» Written task
Every entry must be given again exactly.

** start of Data provided **

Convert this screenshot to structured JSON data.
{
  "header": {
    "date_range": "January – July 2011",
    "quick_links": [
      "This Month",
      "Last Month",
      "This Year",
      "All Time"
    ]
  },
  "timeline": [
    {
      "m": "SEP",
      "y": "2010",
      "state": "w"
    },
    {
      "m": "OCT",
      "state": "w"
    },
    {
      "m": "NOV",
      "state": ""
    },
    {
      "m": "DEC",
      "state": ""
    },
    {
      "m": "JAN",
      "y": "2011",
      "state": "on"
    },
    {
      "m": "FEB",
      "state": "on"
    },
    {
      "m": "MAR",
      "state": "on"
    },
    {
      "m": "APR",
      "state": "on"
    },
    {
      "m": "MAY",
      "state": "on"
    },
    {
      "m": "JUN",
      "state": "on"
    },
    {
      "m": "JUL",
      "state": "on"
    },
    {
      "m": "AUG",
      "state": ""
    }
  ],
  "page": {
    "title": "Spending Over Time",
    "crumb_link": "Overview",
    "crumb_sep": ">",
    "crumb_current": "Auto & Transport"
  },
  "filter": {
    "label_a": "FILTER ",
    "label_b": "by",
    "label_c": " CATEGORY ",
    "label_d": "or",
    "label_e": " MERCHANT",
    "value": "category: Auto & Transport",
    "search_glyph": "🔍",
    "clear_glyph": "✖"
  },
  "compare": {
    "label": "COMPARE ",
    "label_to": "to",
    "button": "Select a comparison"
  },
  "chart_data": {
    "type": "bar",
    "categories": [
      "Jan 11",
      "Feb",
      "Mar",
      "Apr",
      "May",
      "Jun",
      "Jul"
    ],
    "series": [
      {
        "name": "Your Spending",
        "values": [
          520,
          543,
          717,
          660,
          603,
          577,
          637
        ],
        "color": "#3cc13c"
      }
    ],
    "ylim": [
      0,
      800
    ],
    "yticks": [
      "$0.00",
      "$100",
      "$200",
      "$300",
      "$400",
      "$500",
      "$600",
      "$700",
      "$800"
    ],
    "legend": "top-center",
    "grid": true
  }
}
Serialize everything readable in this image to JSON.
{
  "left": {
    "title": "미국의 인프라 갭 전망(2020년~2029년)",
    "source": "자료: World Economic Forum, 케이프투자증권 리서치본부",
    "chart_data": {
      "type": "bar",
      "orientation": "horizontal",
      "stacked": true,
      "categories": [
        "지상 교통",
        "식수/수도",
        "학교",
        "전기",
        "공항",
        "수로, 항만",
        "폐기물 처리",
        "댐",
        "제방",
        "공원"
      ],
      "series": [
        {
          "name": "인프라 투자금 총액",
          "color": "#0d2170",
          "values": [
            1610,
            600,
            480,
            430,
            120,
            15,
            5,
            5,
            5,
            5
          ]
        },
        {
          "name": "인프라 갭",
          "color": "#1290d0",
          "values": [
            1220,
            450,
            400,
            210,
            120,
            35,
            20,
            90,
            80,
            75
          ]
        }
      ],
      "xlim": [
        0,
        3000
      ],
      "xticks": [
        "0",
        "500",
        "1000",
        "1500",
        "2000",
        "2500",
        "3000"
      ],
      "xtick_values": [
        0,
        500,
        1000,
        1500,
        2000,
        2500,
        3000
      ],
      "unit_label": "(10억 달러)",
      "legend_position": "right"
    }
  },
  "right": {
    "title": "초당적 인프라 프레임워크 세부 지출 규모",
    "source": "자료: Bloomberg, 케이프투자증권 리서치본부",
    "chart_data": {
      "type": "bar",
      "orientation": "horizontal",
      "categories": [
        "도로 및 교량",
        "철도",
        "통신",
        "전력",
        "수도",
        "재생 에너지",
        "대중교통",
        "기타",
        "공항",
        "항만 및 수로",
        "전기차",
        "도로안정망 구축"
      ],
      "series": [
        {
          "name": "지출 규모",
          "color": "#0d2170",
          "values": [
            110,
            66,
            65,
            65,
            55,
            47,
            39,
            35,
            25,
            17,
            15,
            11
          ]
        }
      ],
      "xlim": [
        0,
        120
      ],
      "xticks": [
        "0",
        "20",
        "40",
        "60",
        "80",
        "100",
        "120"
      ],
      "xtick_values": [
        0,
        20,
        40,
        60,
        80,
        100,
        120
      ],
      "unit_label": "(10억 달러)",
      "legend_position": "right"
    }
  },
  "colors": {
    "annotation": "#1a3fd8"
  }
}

** end of Data provided **

» Full solution
Convert this screenshot to structured JSON data.
{
  "header": {
    "date_range": "January – July 2011",
    "quick_links": [
      "This Month",
      "Last Month",
      "This Year",
      "All Time"
    ]
  },
  "timeline": [
    {
      "m": "SEP",
      "y": "2010",
      "state": "w"
    },
    {
      "m": "OCT",
      "state": "w"
    },
    {
      "m": "NOV",
      "state": ""
    },
    {
      "m": "DEC",
      "state": ""
    },
    {
      "m": "JAN",
      "y": "2011",
      "state": "on"
    },
    {
      "m": "FEB",
      "state": "on"
    },
    {
      "m": "MAR",
      "state": "on"
    },
    {
      "m": "APR",
      "state": "on"
    },
    {
      "m": "MAY",
      "state": "on"
    },
    {
      "m": "JUN",
      "state": "on"
    },
    {
      "m": "JUL",
      "state": "on"
    },
    {
      "m": "AUG",
      "state": ""
    }
  ],
  "page": {
    "title": "Spending Over Time",
    "crumb_link": "Overview",
    "crumb_sep": ">",
    "crumb_current": "Auto & Transport"
  },
  "filter": {
    "label_a": "FILTER ",
    "label_b": "by",
    "label_c": " CATEGORY ",
    "label_d": "or",
    "label_e": " MERCHANT",
    "value": "category: Auto & Transport",
    "search_glyph": "🔍",
    "clear_glyph": "✖"
  },
  "compare": {
    "label": "COMPARE ",
    "label_to": "to",
    "button": "Select a comparison"
  },
  "chart_data": {
    "type": "bar",
    "categories": [
      "Jan 11",
      "Feb",
      "Mar",
      "Apr",
      "May",
      "Jun",
      "Jul"
    ],
    "series": [
      {
        "name": "Your Spending",
        "values": [
          520,
          543,
          717,
          660,
          603,
          577,
          637
        ],
        "color": "#3cc13c"
      }
    ],
    "ylim": [
      0,
      800
    ],
    "yticks": [
      "$0.00",
      "$100",
      "$200",
      "$300",
      "$400",
      "$500",
      "$600",
      "$700",
      "$800"
    ],
    "legend": "top-center",
    "grid": true
  }
}
Serialize everything readable in this image to JSON.
{
  "left": {
    "title": "미국의 인프라 갭 전망(2020년~2029년)",
    "source": "자료: World Economic Forum, 케이프투자증권 리서치본부",
    "chart_data": {
      "type": "bar",
      "orientation": "horizontal",
      "stacked": true,
      "categories": [
        "지상 교통",
        "식수/수도",
        "학교",
        "전기",
        "공항",
        "수로, 항만",
        "폐기물 처리",
        "댐",
        "제방",
        "공원"
      ],
      "series": [
        {
          "name": "인프라 투자금 총액",
          "color": "#0d2170",
          "values": [
            1610,
            600,
            480,
            430,
            120,
            15,
            5,
            5,
            5,
            5
          ]
        },
        {
          "name": "인프라 갭",
          "color": "#1290d0",
          "values": [
            1220,
            450,
            400,
            210,
            120,
            35,
            20,
            90,
            80,
            75
          ]
        }
      ],
      "xlim": [
        0,
        3000
      ],
      "xticks": [
        "0",
        "500",
        "1000",
        "1500",
        "2000",
        "2500",
        "3000"
      ],
      "xtick_values": [
        0,
        500,
        1000,
        1500,
        2000,
        2500,
        3000
      ],
      "unit_label": "(10억 달러)",
      "legend_position": "right"
    }
  },
  "right": {
    "title": "초당적 인프라 프레임워크 세부 지출 규모",
    "source": "자료: Bloomberg, 케이프투자증권 리서치본부",
    "chart_data": {
      "type": "bar",
      "orientation": "horizontal",
      "categories": [
        "도로 및 교량",
        "철도",
        "통신",
        "전력",
        "수도",
        "재생 에너지",
        "대중교통",
        "기타",
        "공항",
        "항만 및 수로",
        "전기차",
        "도로안정망 구축"
      ],
      "series": [
        {
          "name": "지출 규모",
          "color": "#0d2170",
          "values": [
            110,
            66,
            65,
            65,
            55,
            47,
            39,
            35,
            25,
            17,
            15,
            11
          ]
        }
      ],
      "xlim": [
        0,
        120
      ],
      "xticks": [
        "0",
        "20",
        "40",
        "60",
        "80",
        "100",
        "120"
      ],
      "xtick_values": [
        0,
        20,
        40,
        60,
        80,
        100,
        120
      ],
      "unit_label": "(10억 달러)",
      "legend_position": "right"
    }
  },
  "colors": {
    "annotation": "#1a3fd8"
  }
}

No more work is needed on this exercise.